• WRITTEN EXERCISE: Work through the data line by line, gathering every line that has the word "regards".

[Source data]
— Begin —

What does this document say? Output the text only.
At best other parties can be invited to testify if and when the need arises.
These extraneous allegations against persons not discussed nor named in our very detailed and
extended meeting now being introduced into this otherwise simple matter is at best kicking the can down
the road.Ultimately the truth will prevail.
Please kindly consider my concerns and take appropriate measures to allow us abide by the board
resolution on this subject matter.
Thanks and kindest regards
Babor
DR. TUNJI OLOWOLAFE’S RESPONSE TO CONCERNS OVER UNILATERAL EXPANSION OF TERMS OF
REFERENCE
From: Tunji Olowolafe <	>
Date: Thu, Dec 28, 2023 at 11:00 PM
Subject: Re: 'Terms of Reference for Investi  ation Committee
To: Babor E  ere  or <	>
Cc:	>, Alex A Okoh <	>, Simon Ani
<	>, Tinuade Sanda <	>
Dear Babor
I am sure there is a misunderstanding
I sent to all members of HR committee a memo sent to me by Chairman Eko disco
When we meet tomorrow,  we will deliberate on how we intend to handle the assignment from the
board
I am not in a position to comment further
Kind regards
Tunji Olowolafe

— End —

• EXERCISE RESULT:
Thanks and kindest regards
Kind regards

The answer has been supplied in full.